- _EXERCISE OBJECTIVE_:
Search the material below for the word "tërësi" and copy every line in which it occurs.

- _MATERIAL_:
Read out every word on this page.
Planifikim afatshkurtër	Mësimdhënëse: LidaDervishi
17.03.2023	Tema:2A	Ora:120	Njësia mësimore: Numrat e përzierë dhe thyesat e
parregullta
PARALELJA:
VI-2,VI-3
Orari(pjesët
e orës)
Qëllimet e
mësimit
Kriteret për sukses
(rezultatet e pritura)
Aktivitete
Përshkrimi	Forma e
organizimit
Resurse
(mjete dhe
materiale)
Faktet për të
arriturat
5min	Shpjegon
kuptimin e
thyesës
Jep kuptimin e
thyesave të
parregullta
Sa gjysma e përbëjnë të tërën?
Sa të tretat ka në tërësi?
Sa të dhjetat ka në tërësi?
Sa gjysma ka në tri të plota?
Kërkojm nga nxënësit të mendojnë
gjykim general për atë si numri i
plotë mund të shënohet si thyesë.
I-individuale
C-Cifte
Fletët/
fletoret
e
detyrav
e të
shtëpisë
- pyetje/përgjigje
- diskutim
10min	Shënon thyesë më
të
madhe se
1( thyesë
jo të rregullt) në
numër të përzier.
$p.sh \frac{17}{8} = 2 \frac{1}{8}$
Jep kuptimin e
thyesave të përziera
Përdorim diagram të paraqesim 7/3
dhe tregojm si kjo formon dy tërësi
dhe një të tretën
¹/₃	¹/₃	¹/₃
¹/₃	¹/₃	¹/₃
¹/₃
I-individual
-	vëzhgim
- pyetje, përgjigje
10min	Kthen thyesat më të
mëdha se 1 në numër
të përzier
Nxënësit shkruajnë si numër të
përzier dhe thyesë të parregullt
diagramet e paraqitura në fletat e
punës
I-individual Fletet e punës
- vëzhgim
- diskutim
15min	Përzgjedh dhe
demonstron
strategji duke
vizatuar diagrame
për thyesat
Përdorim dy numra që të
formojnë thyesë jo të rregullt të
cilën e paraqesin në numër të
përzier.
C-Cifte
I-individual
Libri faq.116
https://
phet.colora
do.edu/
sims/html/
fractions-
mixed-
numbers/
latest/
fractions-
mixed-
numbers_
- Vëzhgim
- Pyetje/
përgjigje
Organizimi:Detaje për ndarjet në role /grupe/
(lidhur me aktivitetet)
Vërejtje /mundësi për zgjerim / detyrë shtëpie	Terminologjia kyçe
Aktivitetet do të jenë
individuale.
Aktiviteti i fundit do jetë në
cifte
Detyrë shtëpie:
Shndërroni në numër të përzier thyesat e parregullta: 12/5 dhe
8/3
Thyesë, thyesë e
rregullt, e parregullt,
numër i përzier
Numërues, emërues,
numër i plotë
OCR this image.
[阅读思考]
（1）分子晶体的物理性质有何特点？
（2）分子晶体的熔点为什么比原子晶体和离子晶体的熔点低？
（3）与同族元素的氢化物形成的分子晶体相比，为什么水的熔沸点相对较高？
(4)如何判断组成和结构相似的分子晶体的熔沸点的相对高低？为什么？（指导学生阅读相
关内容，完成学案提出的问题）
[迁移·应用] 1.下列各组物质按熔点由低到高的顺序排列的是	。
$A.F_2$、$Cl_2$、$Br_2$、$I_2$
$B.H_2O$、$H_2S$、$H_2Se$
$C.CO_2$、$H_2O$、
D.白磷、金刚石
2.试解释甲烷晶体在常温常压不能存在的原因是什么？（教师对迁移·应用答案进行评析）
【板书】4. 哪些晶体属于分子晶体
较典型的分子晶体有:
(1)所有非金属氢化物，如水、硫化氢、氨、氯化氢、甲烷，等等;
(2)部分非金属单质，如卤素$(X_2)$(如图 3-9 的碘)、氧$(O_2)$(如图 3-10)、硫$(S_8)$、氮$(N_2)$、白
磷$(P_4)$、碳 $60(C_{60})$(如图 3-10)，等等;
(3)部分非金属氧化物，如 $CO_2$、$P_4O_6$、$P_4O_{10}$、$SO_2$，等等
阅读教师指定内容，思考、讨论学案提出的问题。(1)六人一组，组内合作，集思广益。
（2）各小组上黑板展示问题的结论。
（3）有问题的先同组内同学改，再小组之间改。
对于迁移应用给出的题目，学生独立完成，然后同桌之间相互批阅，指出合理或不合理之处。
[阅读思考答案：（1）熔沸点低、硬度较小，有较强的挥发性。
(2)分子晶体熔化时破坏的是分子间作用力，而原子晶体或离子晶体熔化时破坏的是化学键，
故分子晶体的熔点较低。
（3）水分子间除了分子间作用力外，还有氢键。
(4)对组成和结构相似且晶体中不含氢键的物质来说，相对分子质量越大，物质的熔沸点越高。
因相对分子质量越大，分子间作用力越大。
...
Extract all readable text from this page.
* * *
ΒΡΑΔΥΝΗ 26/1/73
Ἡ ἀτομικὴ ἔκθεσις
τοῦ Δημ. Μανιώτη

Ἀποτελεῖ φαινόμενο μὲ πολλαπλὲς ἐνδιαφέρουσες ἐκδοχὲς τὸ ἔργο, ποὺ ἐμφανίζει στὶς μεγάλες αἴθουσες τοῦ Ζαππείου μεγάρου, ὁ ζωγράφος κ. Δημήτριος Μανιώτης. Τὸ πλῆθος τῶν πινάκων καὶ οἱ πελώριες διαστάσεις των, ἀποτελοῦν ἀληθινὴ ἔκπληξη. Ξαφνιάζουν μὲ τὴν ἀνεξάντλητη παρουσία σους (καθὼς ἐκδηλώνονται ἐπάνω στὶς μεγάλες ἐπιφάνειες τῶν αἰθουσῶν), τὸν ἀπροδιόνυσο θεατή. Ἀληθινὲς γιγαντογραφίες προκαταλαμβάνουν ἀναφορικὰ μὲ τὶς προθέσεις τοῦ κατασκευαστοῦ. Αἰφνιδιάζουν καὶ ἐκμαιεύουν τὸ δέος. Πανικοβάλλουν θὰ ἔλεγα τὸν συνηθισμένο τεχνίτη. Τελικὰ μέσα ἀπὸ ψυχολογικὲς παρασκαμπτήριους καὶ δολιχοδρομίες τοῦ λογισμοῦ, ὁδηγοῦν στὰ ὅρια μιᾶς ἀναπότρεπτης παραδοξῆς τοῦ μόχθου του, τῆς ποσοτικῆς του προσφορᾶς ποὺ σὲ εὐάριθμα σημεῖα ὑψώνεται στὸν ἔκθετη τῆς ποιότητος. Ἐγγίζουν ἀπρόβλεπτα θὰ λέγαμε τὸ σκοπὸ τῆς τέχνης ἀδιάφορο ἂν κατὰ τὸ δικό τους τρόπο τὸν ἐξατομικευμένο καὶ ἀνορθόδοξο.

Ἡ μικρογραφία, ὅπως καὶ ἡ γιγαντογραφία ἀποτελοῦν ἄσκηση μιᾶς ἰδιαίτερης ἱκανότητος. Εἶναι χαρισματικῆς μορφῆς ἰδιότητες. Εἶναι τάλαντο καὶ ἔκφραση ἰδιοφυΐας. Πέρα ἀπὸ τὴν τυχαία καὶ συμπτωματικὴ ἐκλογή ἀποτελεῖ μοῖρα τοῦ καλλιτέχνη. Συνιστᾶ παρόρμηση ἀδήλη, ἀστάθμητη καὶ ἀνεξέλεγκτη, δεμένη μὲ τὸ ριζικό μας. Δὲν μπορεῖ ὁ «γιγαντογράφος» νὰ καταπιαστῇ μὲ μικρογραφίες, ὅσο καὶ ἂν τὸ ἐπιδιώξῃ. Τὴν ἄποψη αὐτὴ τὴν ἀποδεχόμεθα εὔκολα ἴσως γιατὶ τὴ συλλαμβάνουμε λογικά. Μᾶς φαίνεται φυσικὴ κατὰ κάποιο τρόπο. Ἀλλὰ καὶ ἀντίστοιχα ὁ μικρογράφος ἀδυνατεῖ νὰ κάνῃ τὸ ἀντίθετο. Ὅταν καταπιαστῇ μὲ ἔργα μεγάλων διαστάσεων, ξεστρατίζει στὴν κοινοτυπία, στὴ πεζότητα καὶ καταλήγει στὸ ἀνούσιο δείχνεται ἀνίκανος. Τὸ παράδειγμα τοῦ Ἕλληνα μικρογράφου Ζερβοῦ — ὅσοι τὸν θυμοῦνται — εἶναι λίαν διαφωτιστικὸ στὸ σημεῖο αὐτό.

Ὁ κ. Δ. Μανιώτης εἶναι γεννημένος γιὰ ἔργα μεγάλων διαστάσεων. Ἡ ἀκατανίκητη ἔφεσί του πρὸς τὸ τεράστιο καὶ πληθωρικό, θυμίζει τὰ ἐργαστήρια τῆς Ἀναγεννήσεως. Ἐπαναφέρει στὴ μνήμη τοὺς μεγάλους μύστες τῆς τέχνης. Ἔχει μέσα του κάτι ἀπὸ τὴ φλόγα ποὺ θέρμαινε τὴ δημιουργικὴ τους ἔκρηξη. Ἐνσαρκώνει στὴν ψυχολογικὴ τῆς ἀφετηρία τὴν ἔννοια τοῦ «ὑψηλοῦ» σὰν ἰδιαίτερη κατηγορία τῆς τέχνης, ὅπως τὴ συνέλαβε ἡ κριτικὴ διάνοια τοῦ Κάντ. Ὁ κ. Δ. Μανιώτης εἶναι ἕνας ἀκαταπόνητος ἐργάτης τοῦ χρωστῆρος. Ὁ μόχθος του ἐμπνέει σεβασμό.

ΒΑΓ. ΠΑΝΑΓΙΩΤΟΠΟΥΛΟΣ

- _EXERCISE ANSWER_:
Sa të tretat ka në tërësi?
Sa të dhjetat ka në tërësi?
dhe tregojm si kjo formon dy tërësi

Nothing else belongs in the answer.